Tasks to complete:
a. Write out the part of the forum thread starting with "I entered in" and going on through "wear woolen underneath.".
b. In the forum thread, what car did Mike1950 drive when he came in second in a demolition derby?

Reactions: Thank You! 1 | Agree 1


----------



## Strider (Oct 21, 2017)

Thanks for caring! ;) 
When I was in Belgrade, MT, for a demolition derby race...we went to the workshop with a couple of rednecks, and they threw a small coke bottle filled with it...boy...it was a laugh :D One of the blokes had had a heart surgery like a week before that and it didn't stop him from bashing other cars LOL! What a time!

Reactions: Like 1


----------



## rocky1 (Oct 21, 2017)

There's a few cowboys left out there! And, they do know how to have fun!!

When I was traveling back and forth between Florida and North Dakota I'd pack a cooler full of Choice Midwest Sirloin steaks and bring back to Florida. Had dry ice stops mapped out all along the way until I figured that program out, then I could go 4 - 5 days without adding ice. Early into the learning process, I stopped in St. Joe, Missouri one time, and the wife reached in and grabbed the block of dry ice in the freezer, before I could tell her, "DO NOT grab the block itself!" You pick it up by a corner of the bag if you don't have gloves. 

It didn't take but a couple seconds and she realized she'd made a mistake by which time I was trying my best to get it away from her. Fingertips were frozen to the bag, and she had to snatch them loose. It actually blistered two of her fingers, and that was in a matter of maybe 4 - 5 seconds. Stuff is at -105o F. (-78.7o C.) 

Came home in a car one trip with the cooler in the trunk, drove the whole 2000 miles with the window down. Wasn't impressed with that deal, I liked it a whole lot better on the back of the truck!!


----------



## Mike1950 (Oct 21, 2017)

Strider said:


> Thanks for caring! ;)
> When I was in Belgrade, MT, for a demolition derby race...we went to the workshop with a couple of rednecks, and they threw a small coke bottle filled with it...boy...it was a laugh :D One of the blokes had had a heart surgery like a week before that and it didn't stop him from bashing other cars LOL! What a time!


 I entered in a demolition derby once- came in second- 59 chev station wagon. I paid $75 bucks for it- drove it for a while. won $75 for second- sold the transmission and motor for $175. If was fun- I was doing great but was outmatched by the 57 lincoln continental. It was the premier dmo car of that era. BIG stout fins- Big front bumper that stuck out- lots of mass and HP. he spent most of his time in reverse poking hole in radiators with those big fins. It was fun- I was 21.

Reactions: Way Cool 1


----------



## Strider (Oct 22, 2017)

Sounds waaaaay more fun than what I did when I was 21! :S And you gained some money on it haha! 

Gotcha- I am not touching it without gloves. I do have those heavy duty washing latex gloves, and I will wear woolen underneath. 

The tank will have a hole big enough for the gas to escape- the valve hole. I am just making plans how to cut it and ordering clay.

Reactions: Like 1


----------



## Strider (Nov 7, 2017)

Data listing:
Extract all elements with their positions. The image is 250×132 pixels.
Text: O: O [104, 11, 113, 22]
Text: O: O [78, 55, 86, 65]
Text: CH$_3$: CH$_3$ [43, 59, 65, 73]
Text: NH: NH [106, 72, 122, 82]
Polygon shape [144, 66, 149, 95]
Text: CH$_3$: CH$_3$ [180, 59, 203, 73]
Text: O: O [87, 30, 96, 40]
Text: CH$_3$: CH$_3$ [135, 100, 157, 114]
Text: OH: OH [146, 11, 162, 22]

Task-by-task results:
a.
I entered in a demolition derby once- came in second- 59 chev station wagon. I paid $75 bucks for it- drove it for a while. won $75 for second- sold the transmission and motor for $175. If was fun- I was doing great but was outmatched by the 57 lincoln continental. It was the premier dmo car of that era. BIG stout fins- Big front bumper that stuck out- lots of mass and HP. he spent most of his time in reverse poking hole in radiators with those big fins. It was fun- I was 21.

Reactions: Way Cool 1


----------



## Strider (Oct 22, 2017)

Sounds waaaaay more fun than what I did when I was 21! :S And you gained some money on it haha! 

Gotcha- I am not touching it without gloves. I do have those heavy duty washing latex gloves, and I will wear woolen underneath.

b. A 59 Chev station wagon.